─── Task input

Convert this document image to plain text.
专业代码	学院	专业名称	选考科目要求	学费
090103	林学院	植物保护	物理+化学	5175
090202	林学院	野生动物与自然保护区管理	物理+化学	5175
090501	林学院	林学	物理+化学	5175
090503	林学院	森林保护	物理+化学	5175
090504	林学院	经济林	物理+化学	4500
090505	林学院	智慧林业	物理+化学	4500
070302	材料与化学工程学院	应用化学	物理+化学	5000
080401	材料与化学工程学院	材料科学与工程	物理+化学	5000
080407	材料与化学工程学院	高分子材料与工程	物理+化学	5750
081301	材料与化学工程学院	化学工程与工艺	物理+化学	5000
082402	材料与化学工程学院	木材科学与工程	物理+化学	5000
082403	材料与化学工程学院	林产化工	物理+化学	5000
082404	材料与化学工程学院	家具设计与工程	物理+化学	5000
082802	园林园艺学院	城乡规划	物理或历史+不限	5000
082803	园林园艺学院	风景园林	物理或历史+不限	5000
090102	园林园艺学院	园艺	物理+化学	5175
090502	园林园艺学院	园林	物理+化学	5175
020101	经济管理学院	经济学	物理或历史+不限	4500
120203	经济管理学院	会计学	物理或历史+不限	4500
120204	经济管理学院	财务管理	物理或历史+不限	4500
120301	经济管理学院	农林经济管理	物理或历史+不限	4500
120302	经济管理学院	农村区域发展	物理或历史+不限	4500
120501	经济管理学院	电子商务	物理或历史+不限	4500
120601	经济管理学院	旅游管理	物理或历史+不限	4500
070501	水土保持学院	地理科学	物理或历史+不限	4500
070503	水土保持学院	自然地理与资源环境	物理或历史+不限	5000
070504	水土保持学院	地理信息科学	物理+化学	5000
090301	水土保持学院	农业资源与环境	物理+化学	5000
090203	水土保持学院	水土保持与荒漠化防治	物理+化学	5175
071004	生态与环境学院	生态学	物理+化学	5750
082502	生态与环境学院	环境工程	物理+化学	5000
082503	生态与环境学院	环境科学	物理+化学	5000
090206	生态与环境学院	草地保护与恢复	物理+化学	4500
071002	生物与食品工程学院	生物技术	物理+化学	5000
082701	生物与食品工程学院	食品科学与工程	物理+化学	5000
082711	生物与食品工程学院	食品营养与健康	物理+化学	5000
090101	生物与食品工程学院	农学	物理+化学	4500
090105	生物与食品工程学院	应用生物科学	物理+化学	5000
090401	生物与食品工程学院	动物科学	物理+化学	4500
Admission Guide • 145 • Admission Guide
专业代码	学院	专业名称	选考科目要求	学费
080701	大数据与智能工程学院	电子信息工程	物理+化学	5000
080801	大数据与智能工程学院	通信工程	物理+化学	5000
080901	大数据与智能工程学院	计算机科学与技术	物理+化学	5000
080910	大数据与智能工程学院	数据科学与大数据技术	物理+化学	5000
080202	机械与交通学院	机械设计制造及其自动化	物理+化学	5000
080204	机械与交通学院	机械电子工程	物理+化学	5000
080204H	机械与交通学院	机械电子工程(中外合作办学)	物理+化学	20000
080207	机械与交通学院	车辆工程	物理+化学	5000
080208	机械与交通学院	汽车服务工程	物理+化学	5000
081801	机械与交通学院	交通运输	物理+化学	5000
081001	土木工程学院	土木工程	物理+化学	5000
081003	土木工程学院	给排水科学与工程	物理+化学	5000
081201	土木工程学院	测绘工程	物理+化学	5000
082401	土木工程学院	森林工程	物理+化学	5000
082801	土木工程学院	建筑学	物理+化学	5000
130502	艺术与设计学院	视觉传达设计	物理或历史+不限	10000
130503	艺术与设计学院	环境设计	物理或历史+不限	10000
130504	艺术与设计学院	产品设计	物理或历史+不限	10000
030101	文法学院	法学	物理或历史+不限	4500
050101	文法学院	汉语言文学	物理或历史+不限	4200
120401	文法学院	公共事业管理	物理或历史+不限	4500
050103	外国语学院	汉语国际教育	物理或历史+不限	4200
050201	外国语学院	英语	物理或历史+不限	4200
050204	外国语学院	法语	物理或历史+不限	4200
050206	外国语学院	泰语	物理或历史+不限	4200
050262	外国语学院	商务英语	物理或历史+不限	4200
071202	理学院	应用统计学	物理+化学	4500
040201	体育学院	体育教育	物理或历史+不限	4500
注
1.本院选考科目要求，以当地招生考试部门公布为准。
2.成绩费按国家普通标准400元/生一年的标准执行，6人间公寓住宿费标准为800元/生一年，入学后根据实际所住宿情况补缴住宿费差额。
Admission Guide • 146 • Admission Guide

──────

**Task requirements:** Copy out every line from the data above that has "文法学院" in it.

**Response to this exercise:**
030101	文法学院	法学	物理或历史+不限	4500
050101	文法学院	汉语言文学	物理或历史+不限	4200
120401	文法学院	公共事业管理	物理或历史+不限	4500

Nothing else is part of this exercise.